SUPPLIED ENTRIES:
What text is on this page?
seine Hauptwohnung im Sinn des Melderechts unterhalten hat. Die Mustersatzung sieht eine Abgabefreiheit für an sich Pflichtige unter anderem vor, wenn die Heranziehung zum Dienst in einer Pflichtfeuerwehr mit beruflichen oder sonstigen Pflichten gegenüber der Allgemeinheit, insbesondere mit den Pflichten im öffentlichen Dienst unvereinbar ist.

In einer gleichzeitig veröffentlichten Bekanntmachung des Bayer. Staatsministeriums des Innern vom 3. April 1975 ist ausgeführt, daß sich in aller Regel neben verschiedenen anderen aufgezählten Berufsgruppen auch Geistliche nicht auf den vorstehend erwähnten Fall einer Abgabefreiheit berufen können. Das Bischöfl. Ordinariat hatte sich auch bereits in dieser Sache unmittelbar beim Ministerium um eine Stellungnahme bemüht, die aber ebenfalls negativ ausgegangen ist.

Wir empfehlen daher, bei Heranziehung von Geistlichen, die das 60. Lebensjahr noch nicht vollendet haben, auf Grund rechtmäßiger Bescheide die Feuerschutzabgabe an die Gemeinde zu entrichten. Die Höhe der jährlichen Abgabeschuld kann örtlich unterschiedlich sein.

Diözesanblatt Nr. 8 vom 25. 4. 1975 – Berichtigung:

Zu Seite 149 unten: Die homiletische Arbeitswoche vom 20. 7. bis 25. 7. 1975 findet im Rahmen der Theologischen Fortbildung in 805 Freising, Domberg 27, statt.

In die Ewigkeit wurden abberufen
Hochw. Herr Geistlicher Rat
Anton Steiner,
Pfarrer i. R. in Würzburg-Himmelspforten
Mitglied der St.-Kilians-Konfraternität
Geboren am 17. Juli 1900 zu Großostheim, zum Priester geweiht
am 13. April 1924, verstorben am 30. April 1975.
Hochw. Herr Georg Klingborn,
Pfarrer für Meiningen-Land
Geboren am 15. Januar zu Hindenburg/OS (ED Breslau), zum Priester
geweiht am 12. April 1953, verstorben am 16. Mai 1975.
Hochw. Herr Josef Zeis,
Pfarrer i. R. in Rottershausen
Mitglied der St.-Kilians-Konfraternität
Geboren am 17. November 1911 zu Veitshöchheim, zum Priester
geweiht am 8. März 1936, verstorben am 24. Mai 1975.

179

* * *

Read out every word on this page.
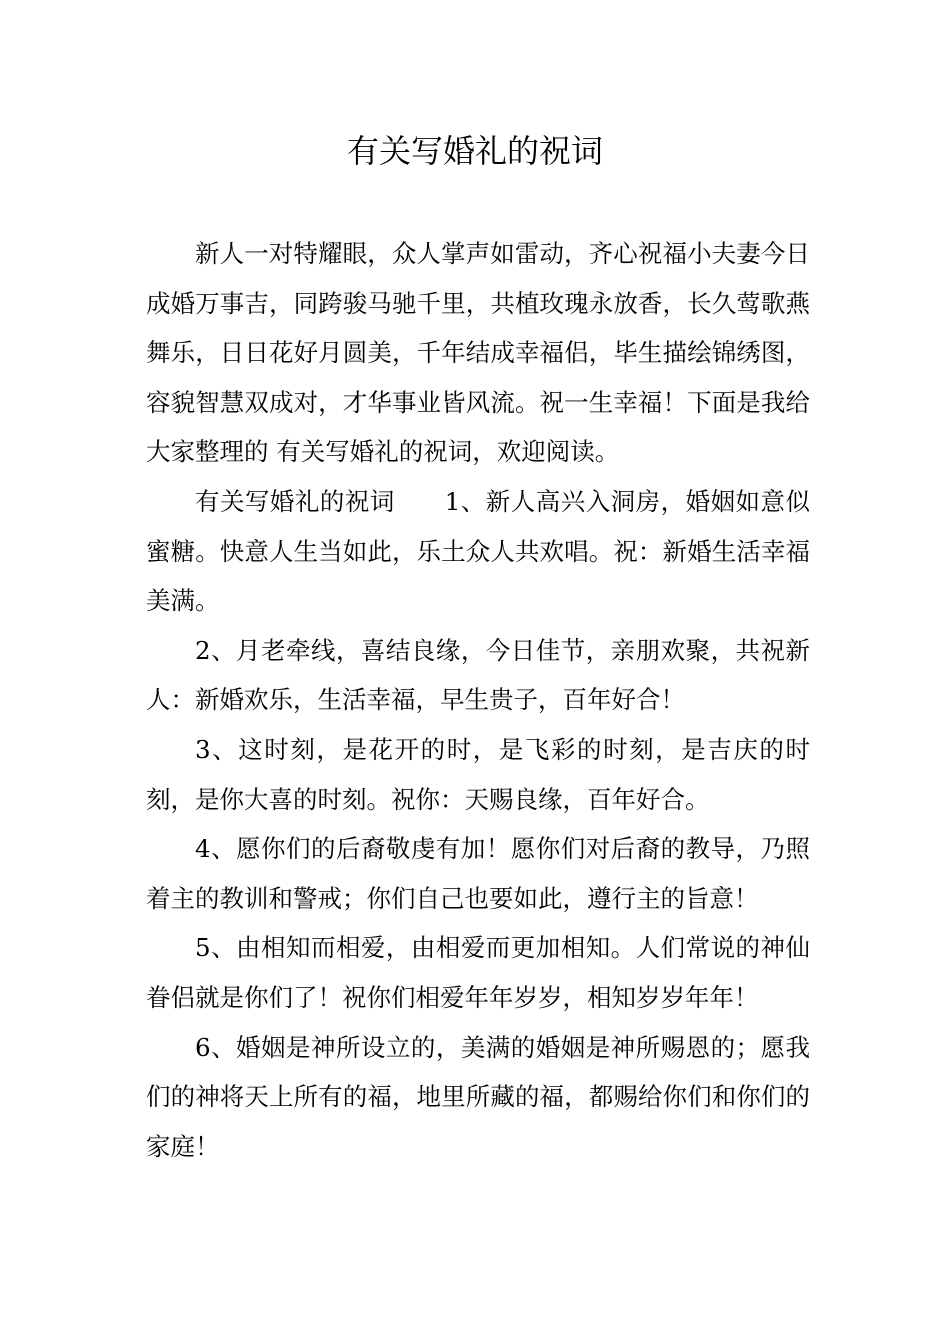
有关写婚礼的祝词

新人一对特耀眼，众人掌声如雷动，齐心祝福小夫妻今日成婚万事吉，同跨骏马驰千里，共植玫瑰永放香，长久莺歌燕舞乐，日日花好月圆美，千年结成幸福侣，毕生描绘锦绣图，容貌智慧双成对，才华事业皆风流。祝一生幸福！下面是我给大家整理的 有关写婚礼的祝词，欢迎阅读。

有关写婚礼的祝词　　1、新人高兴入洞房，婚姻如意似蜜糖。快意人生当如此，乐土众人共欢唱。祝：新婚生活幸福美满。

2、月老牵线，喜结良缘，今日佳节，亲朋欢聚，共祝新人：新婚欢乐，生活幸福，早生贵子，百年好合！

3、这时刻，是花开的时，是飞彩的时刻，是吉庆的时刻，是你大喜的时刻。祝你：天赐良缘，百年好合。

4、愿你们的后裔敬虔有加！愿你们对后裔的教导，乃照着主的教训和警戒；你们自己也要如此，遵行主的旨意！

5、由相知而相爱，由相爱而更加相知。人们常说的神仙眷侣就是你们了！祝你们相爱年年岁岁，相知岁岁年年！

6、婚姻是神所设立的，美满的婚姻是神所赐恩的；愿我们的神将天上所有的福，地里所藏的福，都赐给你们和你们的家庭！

--

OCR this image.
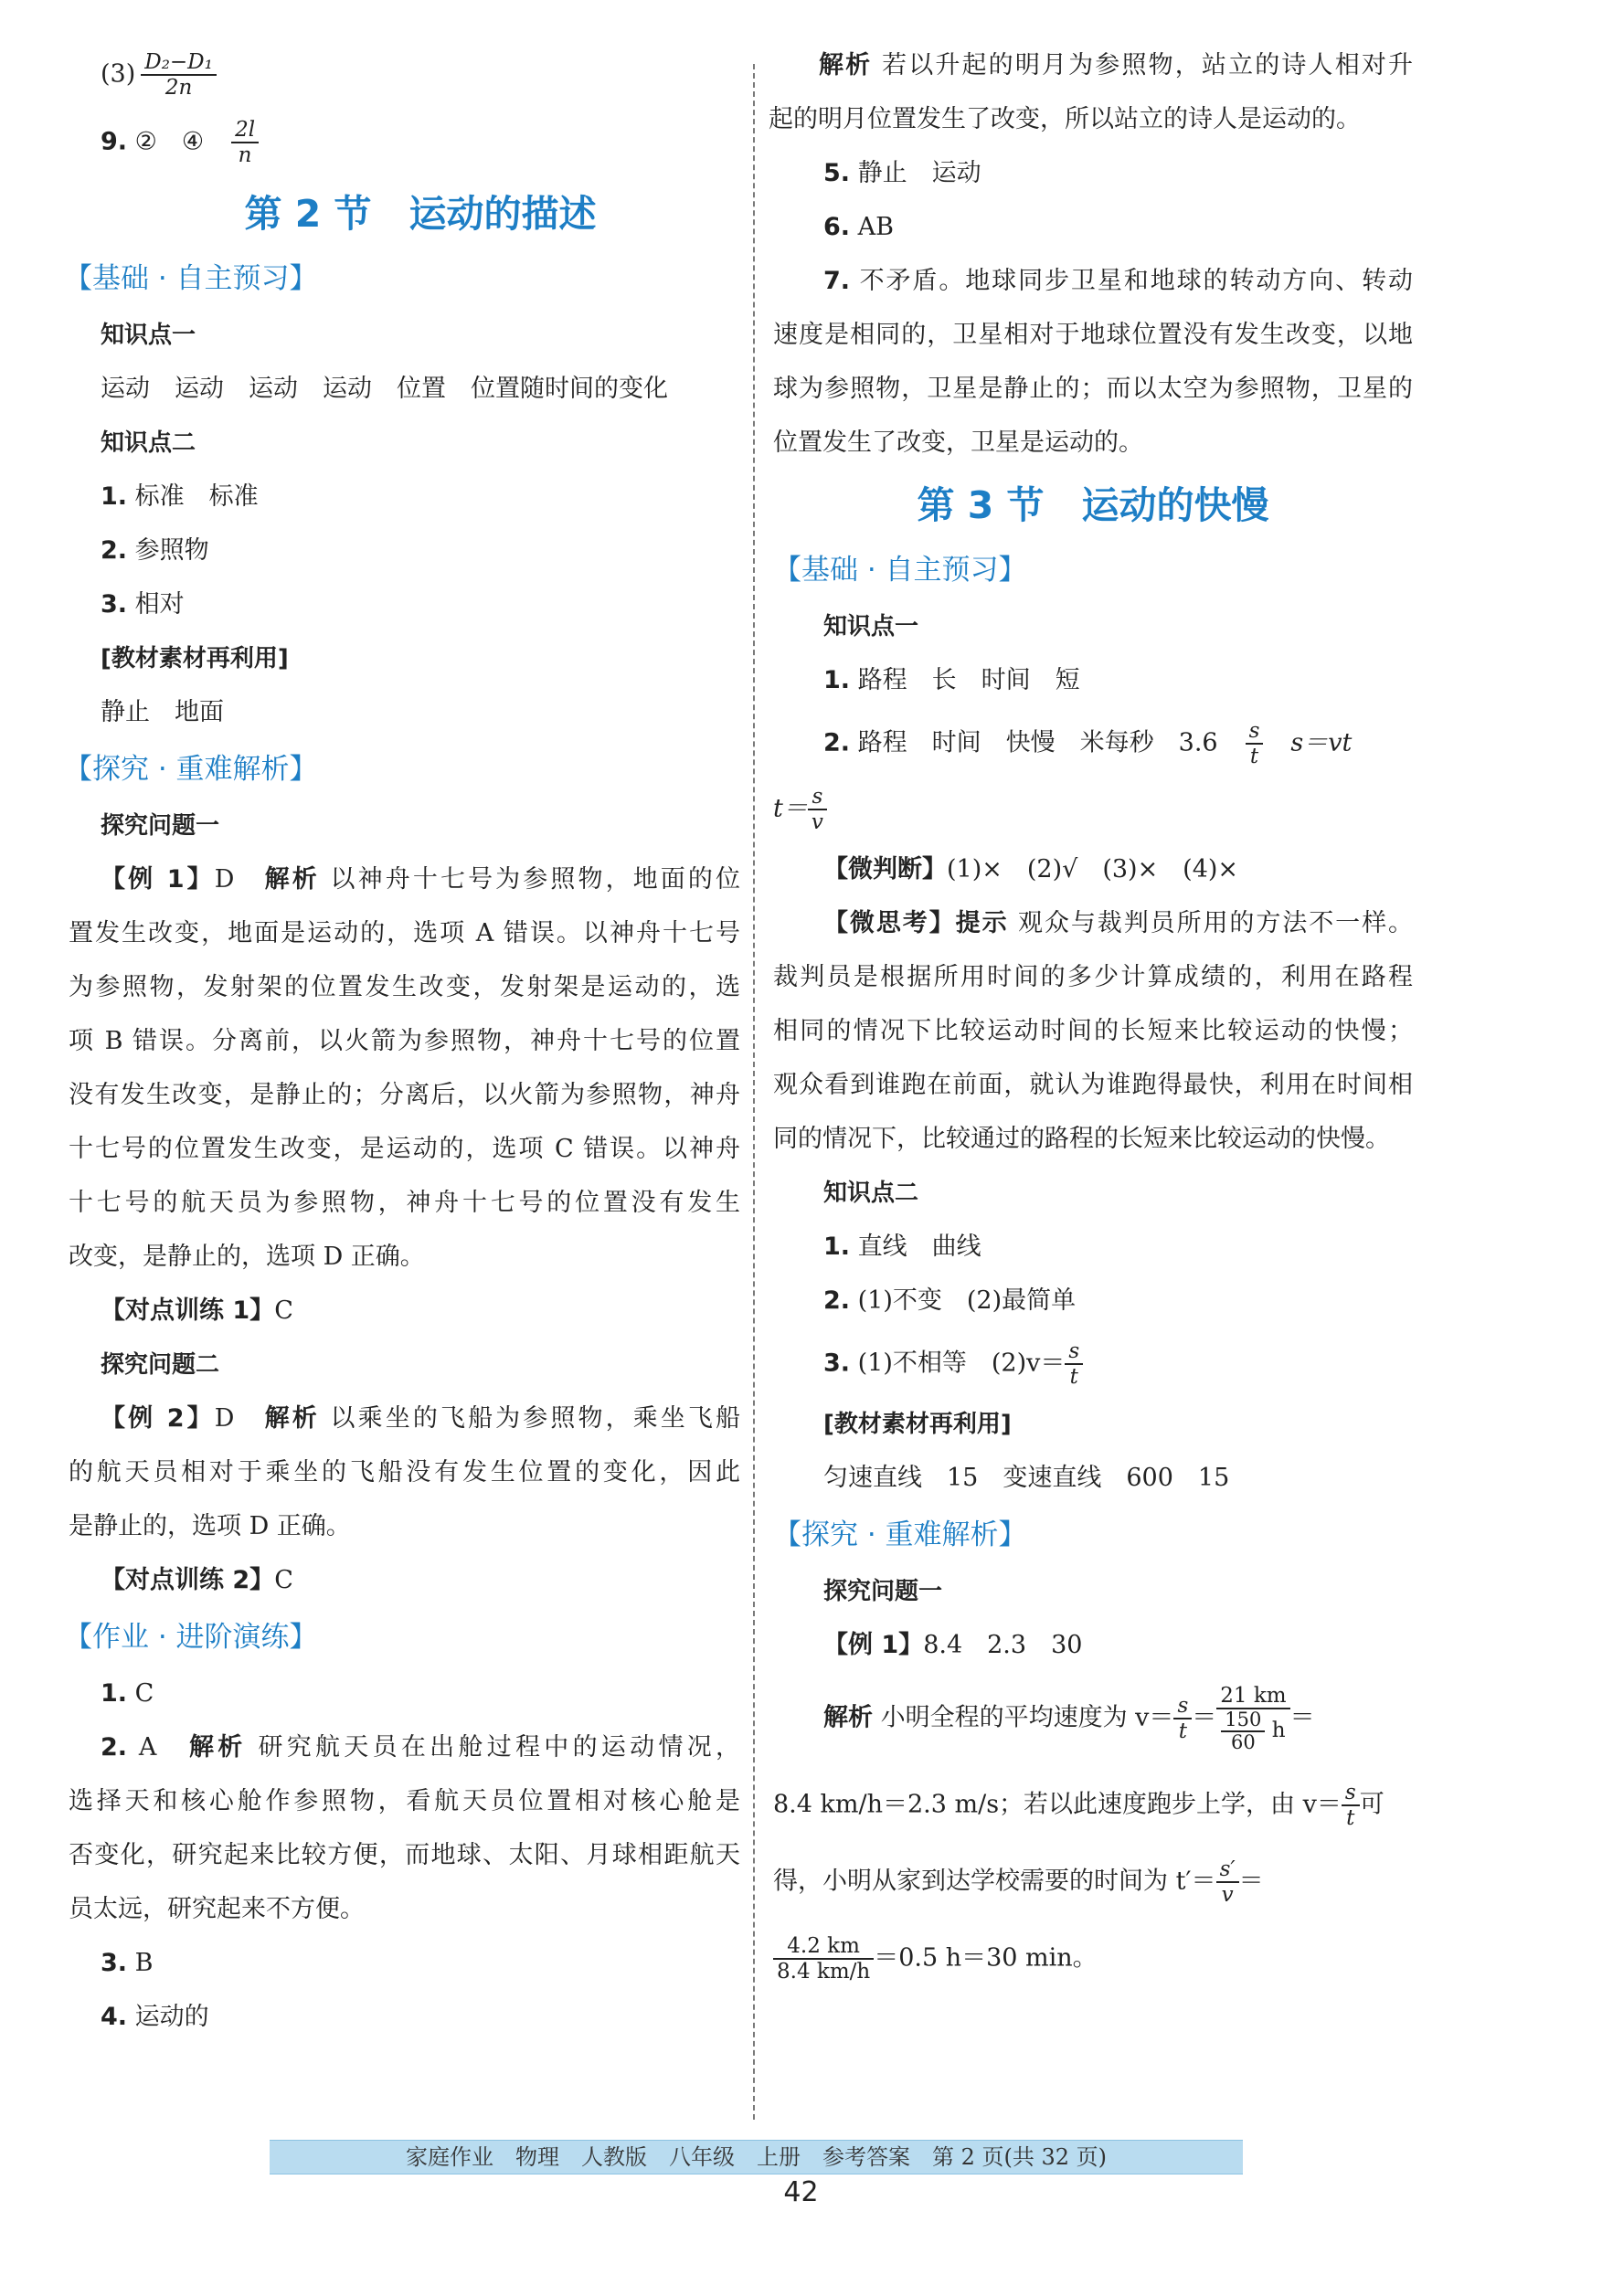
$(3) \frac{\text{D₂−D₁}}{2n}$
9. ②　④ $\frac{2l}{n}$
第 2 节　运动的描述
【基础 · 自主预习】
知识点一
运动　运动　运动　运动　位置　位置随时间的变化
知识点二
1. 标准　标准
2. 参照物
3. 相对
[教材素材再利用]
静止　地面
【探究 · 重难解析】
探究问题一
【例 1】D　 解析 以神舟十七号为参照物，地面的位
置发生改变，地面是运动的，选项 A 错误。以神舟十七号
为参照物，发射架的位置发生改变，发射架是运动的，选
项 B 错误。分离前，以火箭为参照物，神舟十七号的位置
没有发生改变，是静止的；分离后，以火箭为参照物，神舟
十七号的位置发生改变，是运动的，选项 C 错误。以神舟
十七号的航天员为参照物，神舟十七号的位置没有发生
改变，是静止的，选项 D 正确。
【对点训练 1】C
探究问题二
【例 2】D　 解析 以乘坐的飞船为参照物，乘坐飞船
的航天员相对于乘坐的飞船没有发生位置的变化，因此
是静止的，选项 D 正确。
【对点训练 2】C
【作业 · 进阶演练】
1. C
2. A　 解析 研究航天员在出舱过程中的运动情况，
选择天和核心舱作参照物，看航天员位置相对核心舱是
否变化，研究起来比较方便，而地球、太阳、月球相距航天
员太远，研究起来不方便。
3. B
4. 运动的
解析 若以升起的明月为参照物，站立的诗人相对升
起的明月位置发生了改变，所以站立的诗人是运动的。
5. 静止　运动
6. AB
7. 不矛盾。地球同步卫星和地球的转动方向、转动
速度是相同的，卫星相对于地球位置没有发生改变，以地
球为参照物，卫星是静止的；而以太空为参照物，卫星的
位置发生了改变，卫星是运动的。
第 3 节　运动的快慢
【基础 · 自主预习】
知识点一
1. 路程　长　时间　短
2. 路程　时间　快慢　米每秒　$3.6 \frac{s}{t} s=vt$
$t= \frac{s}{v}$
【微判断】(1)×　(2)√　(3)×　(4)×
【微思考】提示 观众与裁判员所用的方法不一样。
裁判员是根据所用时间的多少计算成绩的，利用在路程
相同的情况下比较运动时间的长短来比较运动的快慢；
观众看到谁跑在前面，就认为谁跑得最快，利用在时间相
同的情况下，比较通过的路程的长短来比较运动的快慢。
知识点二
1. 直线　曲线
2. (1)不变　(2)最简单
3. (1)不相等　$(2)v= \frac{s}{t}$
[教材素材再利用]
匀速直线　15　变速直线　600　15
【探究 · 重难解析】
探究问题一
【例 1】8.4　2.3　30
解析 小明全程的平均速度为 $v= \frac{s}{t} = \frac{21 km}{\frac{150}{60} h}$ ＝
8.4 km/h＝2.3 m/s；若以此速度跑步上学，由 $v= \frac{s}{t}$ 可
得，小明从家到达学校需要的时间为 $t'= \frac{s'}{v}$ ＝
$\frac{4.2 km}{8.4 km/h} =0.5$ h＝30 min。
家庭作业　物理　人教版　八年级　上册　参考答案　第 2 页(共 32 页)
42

INSTRUCTIONS TO FOLLOW:
In the records above, locate every line with the string "page" and copy it.

ANSWER IN FULL:
What text is on this page?
Read out every word on this page.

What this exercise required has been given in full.